Data extracted from a collection:
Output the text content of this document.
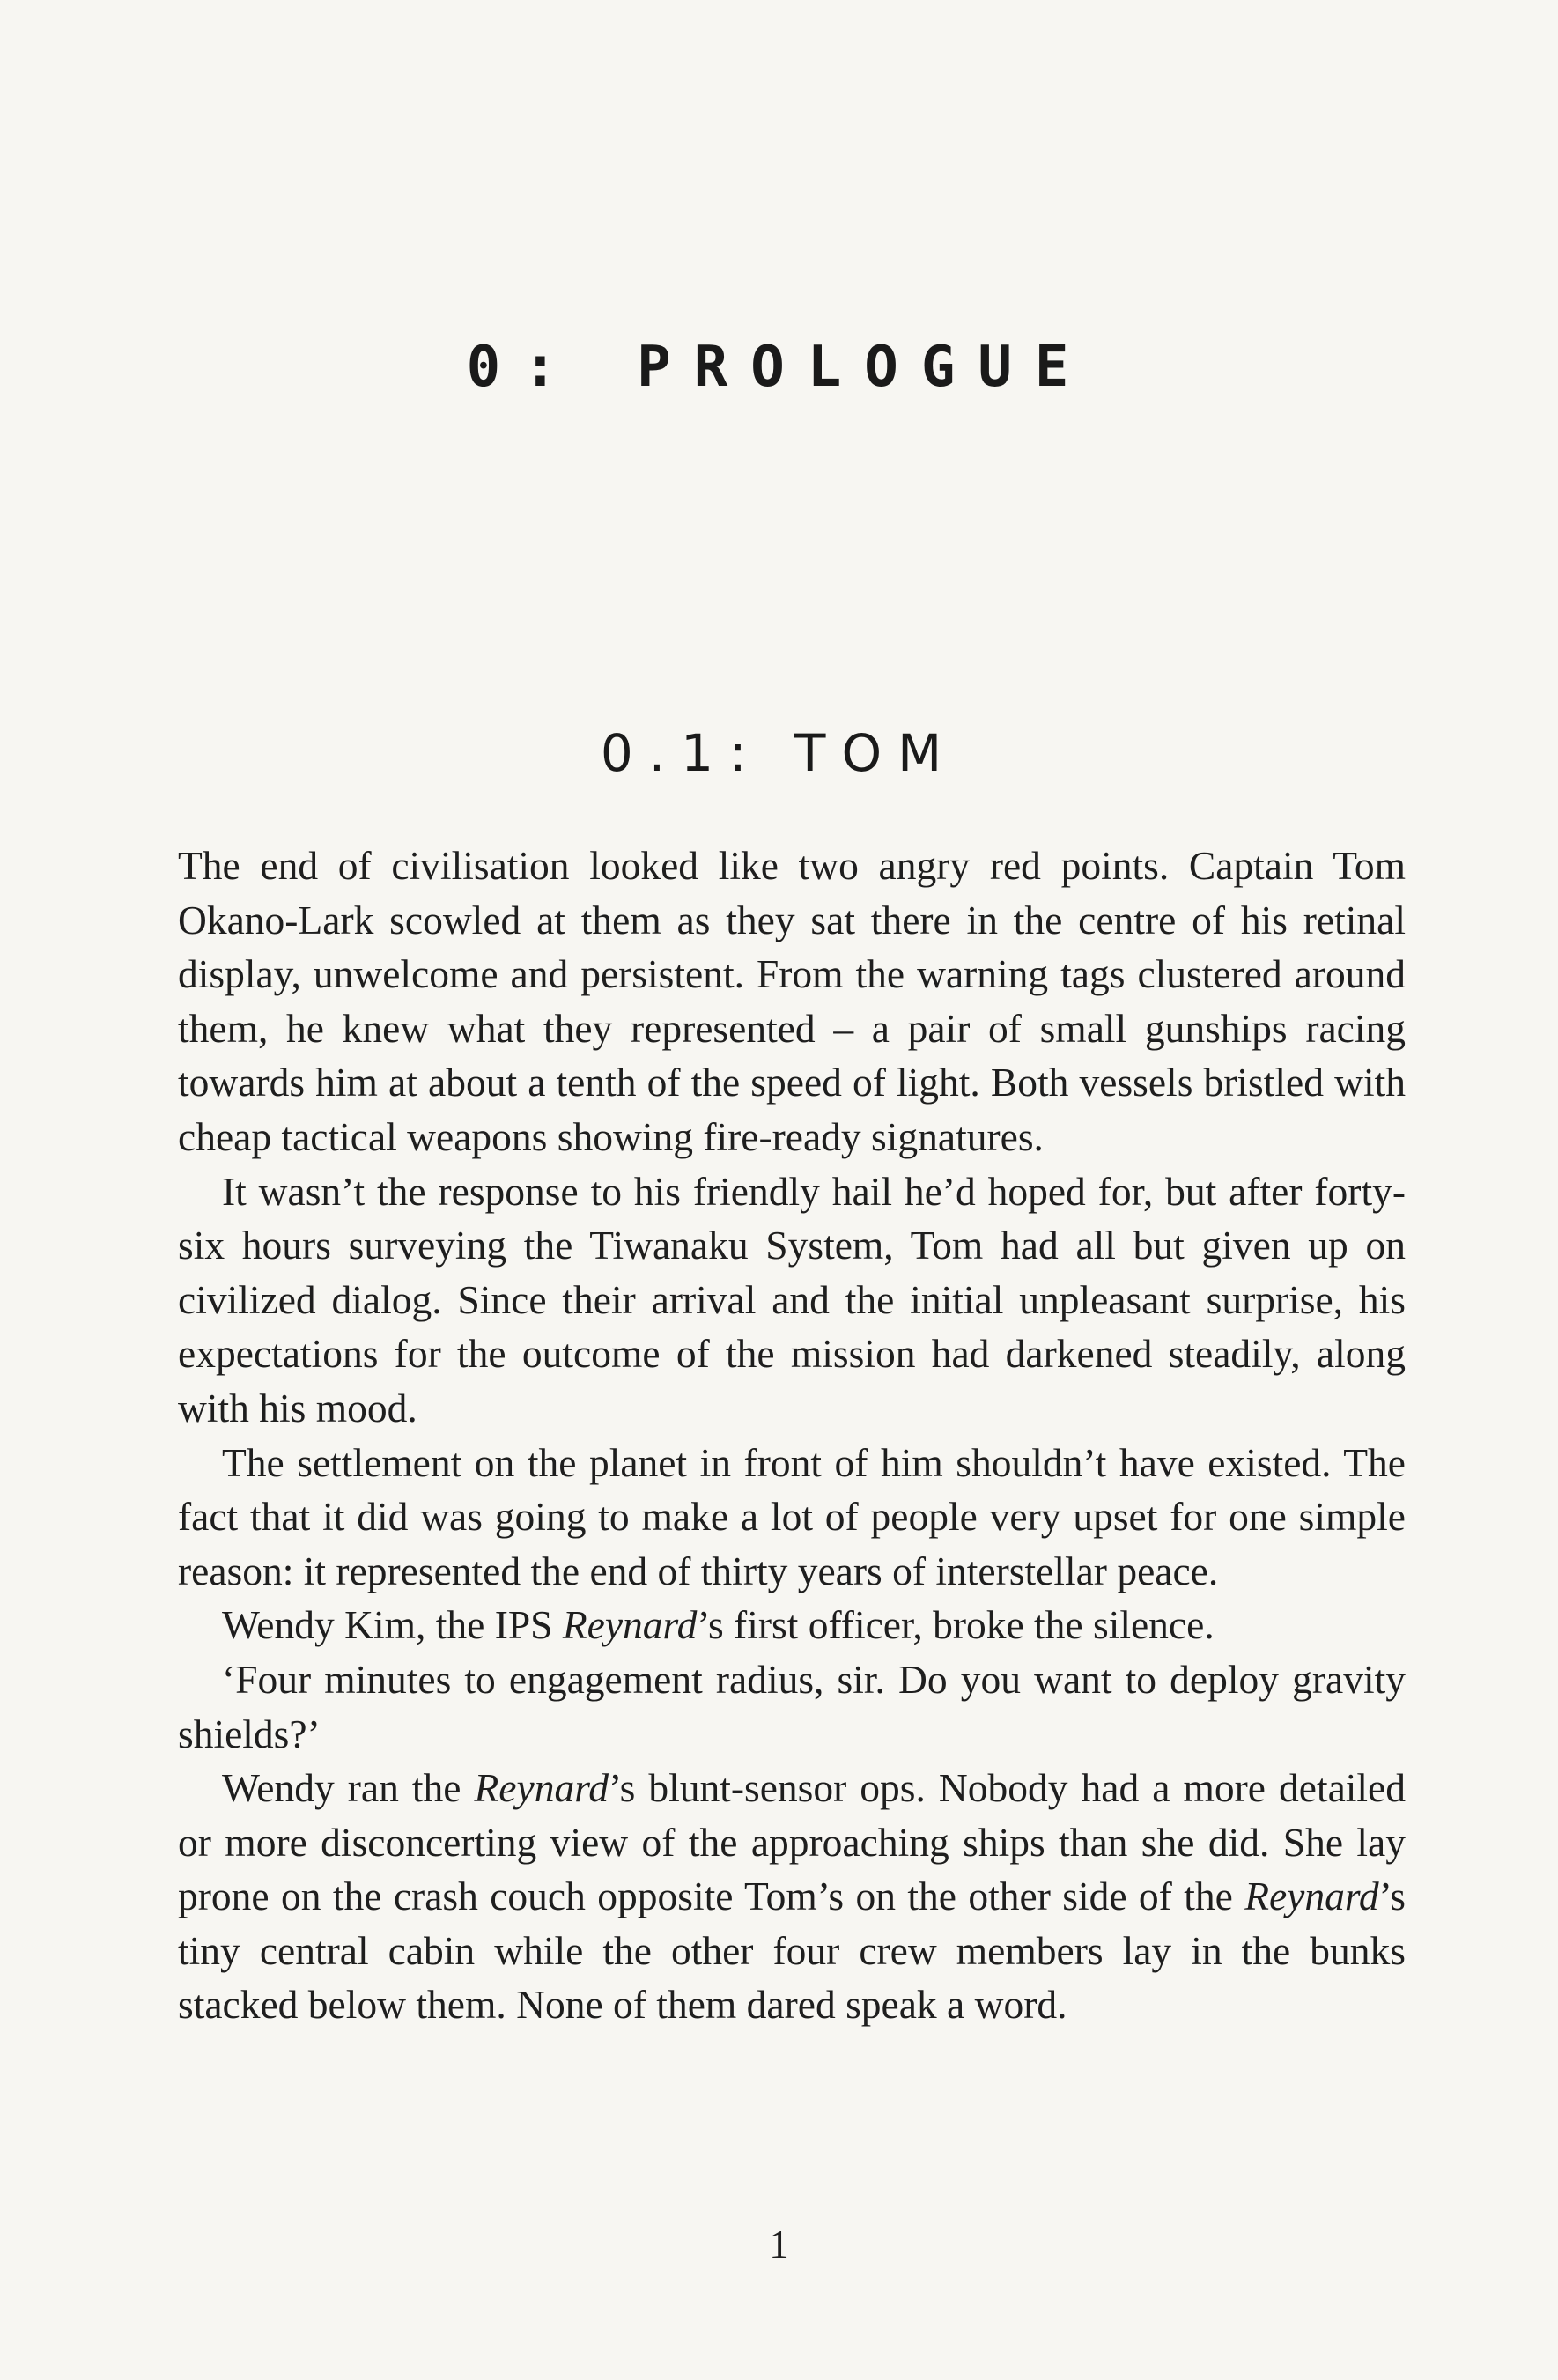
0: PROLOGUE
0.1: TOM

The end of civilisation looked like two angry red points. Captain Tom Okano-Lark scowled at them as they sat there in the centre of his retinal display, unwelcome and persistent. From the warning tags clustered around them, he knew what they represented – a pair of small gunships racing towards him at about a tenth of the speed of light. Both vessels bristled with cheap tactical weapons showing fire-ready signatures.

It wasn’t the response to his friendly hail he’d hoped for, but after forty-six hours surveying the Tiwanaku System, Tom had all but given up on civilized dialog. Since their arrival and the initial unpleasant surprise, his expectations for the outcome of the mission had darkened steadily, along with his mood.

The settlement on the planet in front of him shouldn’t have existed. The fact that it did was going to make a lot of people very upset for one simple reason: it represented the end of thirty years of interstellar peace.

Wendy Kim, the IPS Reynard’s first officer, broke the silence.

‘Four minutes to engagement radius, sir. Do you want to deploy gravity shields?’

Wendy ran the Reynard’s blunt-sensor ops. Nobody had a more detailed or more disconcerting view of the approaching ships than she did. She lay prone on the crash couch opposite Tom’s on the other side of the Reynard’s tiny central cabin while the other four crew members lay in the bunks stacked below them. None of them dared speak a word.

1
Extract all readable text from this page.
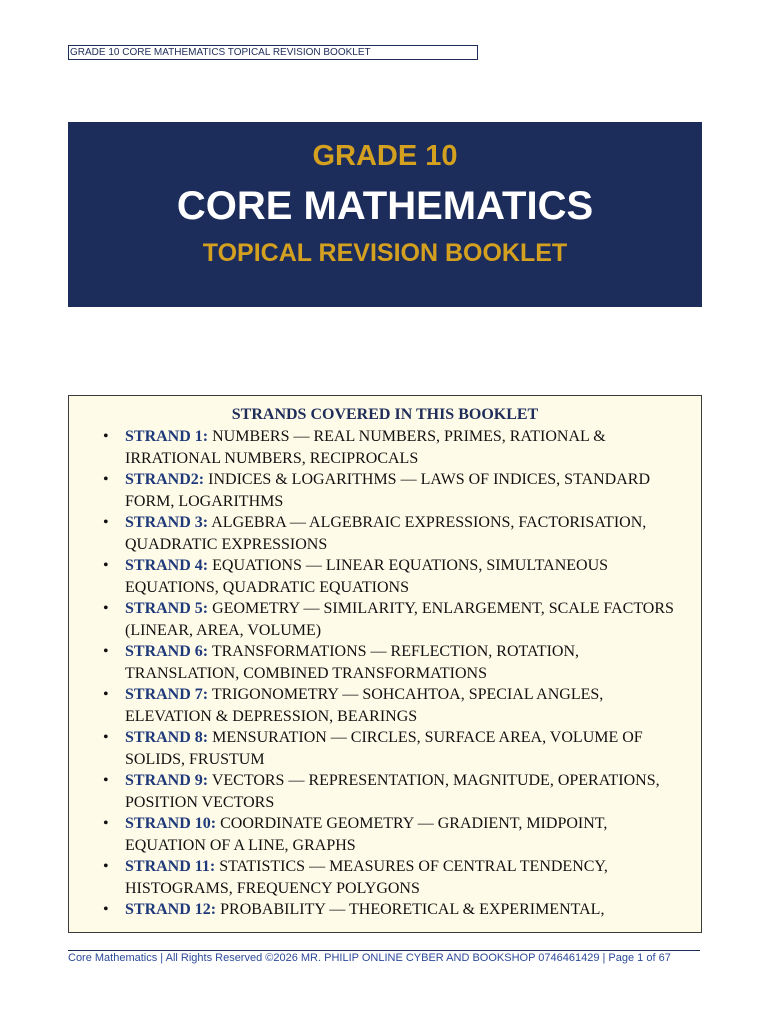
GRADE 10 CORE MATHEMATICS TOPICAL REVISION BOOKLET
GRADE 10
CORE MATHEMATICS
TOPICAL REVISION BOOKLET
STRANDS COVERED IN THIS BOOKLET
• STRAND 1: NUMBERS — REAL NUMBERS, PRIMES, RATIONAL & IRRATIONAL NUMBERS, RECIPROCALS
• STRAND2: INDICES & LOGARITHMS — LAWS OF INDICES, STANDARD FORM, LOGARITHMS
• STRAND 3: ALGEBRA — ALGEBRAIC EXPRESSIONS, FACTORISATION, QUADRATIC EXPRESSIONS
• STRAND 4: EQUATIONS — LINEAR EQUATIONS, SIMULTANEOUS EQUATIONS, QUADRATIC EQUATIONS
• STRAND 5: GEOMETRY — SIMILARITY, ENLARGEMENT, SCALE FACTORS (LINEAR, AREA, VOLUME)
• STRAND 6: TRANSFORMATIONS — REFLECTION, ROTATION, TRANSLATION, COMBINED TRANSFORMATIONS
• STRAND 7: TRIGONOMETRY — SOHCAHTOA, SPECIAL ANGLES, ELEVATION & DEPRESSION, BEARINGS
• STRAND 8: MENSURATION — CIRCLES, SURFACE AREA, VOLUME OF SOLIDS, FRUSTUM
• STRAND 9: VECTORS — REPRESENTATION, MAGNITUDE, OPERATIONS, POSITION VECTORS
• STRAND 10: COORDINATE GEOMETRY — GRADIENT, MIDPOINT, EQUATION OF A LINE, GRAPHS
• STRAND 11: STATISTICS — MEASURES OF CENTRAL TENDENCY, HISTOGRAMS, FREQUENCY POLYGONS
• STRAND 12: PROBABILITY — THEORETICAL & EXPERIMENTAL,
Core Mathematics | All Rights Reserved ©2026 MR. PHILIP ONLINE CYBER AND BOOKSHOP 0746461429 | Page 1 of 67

* **Instructions to follow**
Above are the records. Identify each line that contains the word "text".

* **Response**
Output the text content of this document.
Extract all readable text from this page.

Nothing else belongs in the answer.